§ EXERCISE DESCRIPTION:
State how many lines of the entries include the string "лифтовых", please, leaving out everything but the number.
--- Begin RECORDS FOR THIS EXERCISE ---
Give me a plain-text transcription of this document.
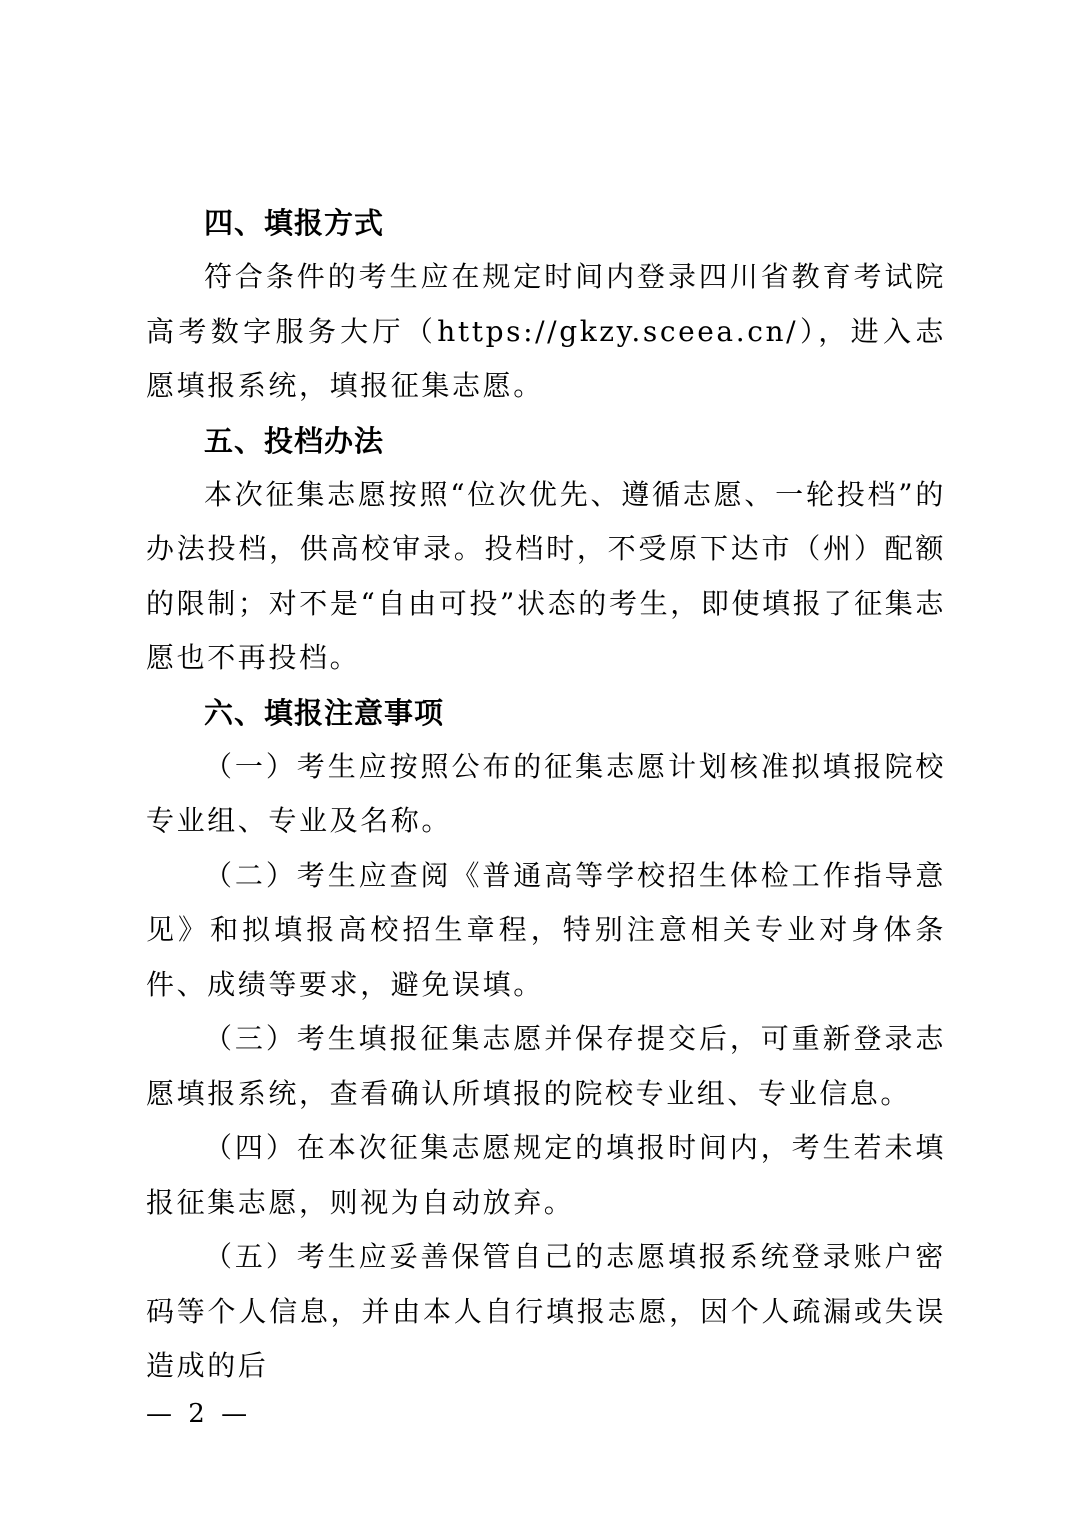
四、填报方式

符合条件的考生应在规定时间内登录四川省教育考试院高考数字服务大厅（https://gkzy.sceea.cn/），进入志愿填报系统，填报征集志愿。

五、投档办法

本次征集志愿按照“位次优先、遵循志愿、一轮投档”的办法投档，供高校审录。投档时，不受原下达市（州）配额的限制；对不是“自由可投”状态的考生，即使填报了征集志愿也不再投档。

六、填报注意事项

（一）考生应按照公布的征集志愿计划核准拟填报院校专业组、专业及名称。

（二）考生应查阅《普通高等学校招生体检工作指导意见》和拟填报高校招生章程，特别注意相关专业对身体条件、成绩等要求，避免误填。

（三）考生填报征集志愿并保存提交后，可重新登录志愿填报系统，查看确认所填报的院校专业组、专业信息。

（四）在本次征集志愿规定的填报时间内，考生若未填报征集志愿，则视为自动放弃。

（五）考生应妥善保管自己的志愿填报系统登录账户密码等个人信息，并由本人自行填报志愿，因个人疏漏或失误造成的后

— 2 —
--- End RECORDS FOR THIS EXERCISE ---
--- Begin RECORDS FOR THIS EXERCISE ---
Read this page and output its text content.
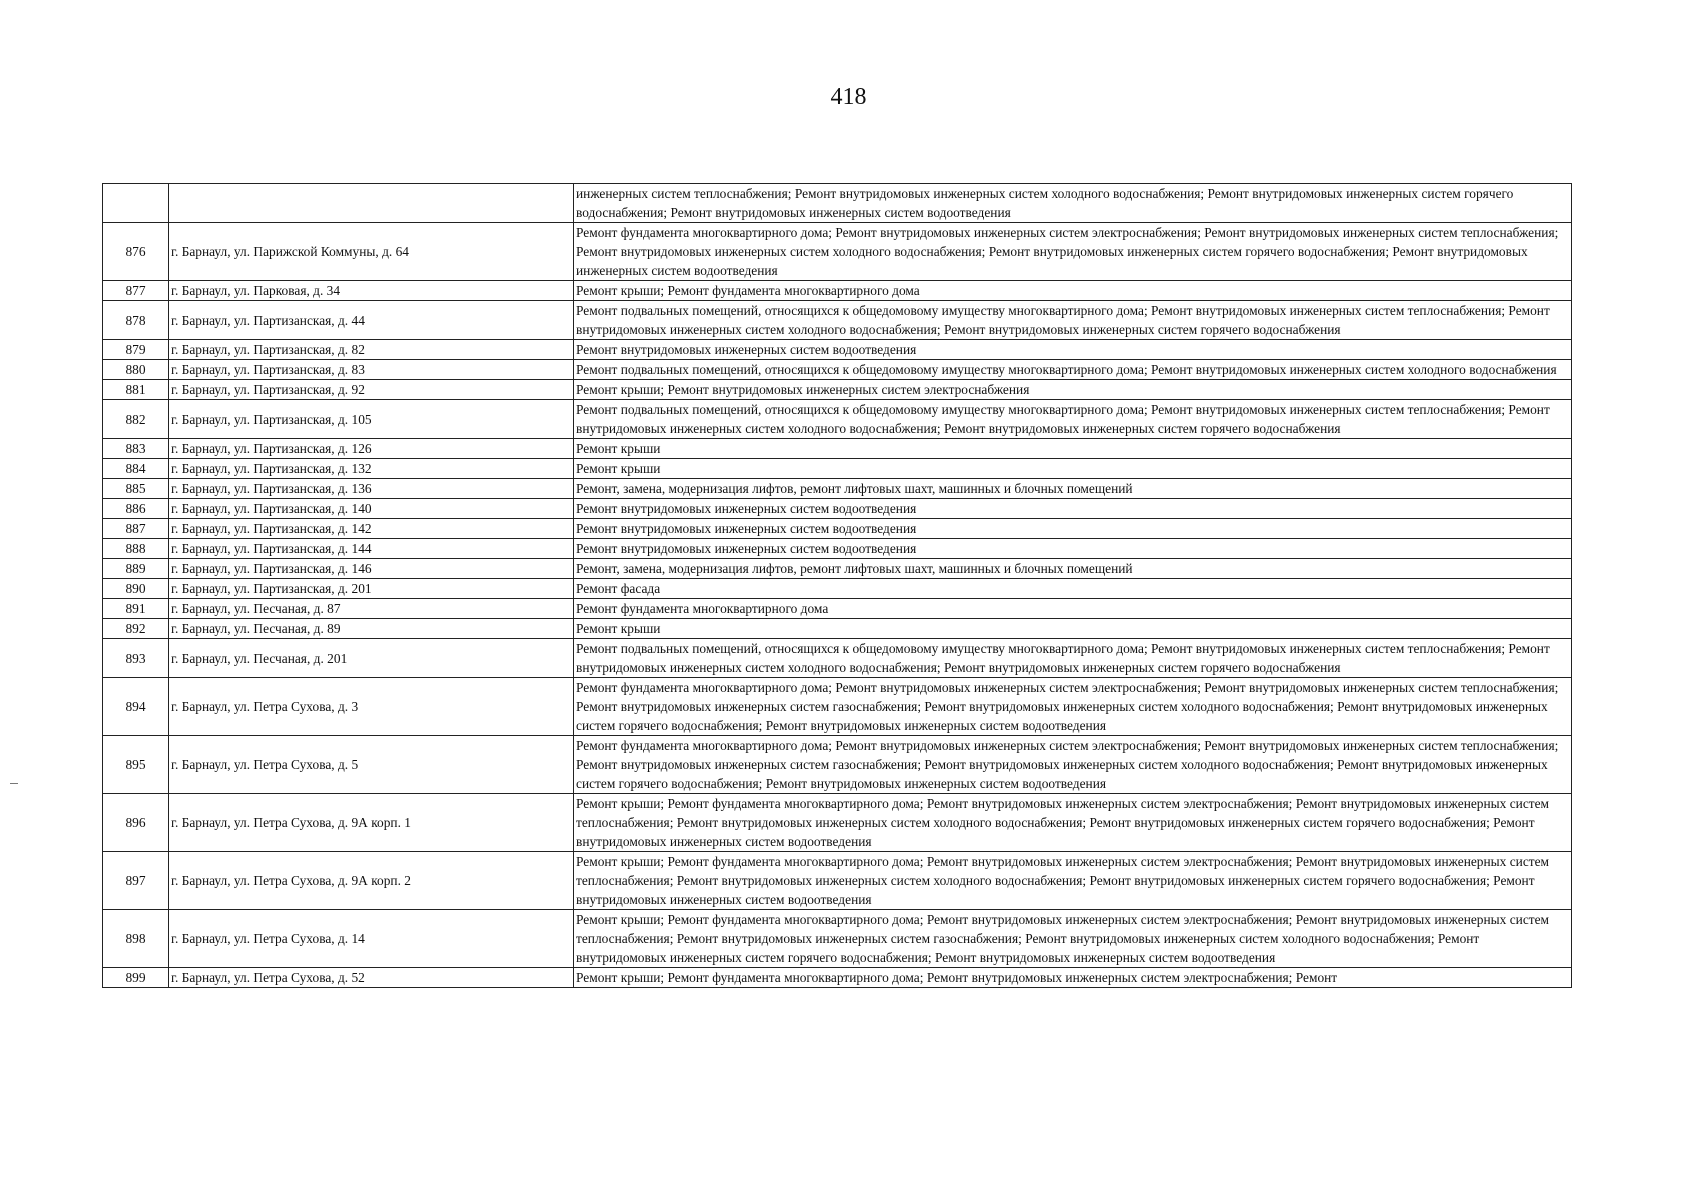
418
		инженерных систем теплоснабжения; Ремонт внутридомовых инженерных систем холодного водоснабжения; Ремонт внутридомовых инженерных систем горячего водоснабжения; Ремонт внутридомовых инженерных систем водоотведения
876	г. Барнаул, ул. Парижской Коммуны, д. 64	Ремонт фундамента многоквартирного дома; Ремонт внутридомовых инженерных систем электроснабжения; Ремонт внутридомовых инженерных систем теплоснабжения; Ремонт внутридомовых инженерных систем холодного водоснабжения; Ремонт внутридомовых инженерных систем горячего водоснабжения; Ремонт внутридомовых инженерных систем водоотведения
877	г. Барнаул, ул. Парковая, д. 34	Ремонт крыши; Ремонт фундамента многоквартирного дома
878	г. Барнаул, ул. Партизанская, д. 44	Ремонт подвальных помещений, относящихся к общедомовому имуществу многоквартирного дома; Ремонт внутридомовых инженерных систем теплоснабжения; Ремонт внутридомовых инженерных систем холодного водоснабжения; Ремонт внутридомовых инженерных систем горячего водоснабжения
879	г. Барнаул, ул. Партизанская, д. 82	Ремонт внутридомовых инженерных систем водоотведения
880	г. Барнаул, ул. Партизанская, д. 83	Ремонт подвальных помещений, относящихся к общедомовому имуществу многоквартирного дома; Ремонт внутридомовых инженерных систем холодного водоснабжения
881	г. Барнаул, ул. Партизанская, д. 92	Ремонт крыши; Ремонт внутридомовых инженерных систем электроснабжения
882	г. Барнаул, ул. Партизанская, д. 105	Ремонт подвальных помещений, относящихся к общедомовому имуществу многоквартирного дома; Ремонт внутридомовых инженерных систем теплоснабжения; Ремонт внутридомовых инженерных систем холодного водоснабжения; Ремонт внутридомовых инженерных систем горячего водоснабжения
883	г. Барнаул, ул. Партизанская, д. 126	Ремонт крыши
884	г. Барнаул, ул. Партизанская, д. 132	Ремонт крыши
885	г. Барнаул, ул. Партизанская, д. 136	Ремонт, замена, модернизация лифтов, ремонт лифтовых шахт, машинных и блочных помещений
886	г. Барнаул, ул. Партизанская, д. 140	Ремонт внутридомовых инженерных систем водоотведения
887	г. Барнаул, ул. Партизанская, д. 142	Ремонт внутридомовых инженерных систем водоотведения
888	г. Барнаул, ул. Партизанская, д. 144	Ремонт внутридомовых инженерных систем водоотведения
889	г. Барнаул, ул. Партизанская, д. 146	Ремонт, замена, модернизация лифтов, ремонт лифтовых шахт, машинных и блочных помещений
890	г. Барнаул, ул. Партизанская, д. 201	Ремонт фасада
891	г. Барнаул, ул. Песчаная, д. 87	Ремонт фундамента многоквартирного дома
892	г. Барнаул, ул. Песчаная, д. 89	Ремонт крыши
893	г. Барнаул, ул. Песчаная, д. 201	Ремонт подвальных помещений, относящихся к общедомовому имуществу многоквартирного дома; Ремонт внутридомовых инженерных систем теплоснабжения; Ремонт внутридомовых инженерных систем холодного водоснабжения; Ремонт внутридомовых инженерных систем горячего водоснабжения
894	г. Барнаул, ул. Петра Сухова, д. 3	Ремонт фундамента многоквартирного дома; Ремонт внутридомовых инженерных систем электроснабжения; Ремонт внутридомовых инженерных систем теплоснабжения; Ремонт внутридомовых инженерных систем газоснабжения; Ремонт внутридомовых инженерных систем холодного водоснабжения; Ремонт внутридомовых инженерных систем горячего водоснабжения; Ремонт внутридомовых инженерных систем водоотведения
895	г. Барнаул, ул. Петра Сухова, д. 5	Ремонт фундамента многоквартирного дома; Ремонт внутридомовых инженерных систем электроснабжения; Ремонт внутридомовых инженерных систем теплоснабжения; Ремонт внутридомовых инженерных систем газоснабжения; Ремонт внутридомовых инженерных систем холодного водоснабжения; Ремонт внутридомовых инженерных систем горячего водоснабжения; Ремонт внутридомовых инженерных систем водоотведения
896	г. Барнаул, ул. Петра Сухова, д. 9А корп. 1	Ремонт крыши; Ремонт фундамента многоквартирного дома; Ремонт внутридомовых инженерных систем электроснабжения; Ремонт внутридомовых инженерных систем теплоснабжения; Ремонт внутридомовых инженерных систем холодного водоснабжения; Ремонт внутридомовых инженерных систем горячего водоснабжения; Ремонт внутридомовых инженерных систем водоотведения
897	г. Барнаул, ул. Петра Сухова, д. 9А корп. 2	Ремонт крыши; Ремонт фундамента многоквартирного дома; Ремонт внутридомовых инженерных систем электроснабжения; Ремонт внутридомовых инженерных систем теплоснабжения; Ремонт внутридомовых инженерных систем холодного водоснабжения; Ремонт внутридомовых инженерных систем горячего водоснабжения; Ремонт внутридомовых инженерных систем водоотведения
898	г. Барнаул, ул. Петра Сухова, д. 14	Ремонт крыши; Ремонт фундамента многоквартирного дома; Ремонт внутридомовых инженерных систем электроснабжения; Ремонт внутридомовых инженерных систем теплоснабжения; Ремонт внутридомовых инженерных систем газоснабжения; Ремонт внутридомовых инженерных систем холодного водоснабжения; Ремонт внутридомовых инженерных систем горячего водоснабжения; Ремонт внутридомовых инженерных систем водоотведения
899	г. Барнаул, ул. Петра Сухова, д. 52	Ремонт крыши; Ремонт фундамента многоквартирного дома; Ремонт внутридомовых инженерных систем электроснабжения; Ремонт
--- End RECORDS FOR THIS EXERCISE ---
§ EXERCISE RESPONSE:
2